Saved entries:

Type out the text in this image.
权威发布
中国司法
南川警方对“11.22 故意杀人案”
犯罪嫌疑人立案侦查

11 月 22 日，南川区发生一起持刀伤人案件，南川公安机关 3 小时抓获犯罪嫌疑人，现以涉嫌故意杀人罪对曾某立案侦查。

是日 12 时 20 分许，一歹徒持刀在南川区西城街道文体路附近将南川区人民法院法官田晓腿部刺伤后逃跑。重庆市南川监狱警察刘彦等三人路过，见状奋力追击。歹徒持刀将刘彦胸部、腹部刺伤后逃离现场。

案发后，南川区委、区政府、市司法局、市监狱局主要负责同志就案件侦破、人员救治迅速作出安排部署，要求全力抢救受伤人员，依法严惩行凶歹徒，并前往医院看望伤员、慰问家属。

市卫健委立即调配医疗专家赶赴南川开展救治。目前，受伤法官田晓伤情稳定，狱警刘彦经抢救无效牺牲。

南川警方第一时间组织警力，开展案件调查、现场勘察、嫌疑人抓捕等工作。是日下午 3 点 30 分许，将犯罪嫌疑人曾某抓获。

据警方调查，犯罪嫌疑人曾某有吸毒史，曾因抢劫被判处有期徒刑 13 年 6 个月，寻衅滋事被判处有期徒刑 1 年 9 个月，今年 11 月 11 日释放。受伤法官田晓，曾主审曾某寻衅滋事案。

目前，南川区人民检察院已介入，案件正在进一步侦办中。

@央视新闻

* Goal:
Give all the records again. Match them exactly.

* Correct answer:
Type out the text in this image.
权威发布
中国司法
南川警方对“11.22 故意杀人案”
犯罪嫌疑人立案侦查

11 月 22 日，南川区发生一起持刀伤人案件，南川公安机关 3 小时抓获犯罪嫌疑人，现以涉嫌故意杀人罪对曾某立案侦查。

是日 12 时 20 分许，一歹徒持刀在南川区西城街道文体路附近将南川区人民法院法官田晓腿部刺伤后逃跑。重庆市南川监狱警察刘彦等三人路过，见状奋力追击。歹徒持刀将刘彦胸部、腹部刺伤后逃离现场。

案发后，南川区委、区政府、市司法局、市监狱局主要负责同志就案件侦破、人员救治迅速作出安排部署，要求全力抢救受伤人员，依法严惩行凶歹徒，并前往医院看望伤员、慰问家属。

市卫健委立即调配医疗专家赶赴南川开展救治。目前，受伤法官田晓伤情稳定，狱警刘彦经抢救无效牺牲。

南川警方第一时间组织警力，开展案件调查、现场勘察、嫌疑人抓捕等工作。是日下午 3 点 30 分许，将犯罪嫌疑人曾某抓获。

据警方调查，犯罪嫌疑人曾某有吸毒史，曾因抢劫被判处有期徒刑 13 年 6 个月，寻衅滋事被判处有期徒刑 1 年 9 个月，今年 11 月 11 日释放。受伤法官田晓，曾主审曾某寻衅滋事案。

目前，南川区人民检察院已介入，案件正在进一步侦办中。

@央视新闻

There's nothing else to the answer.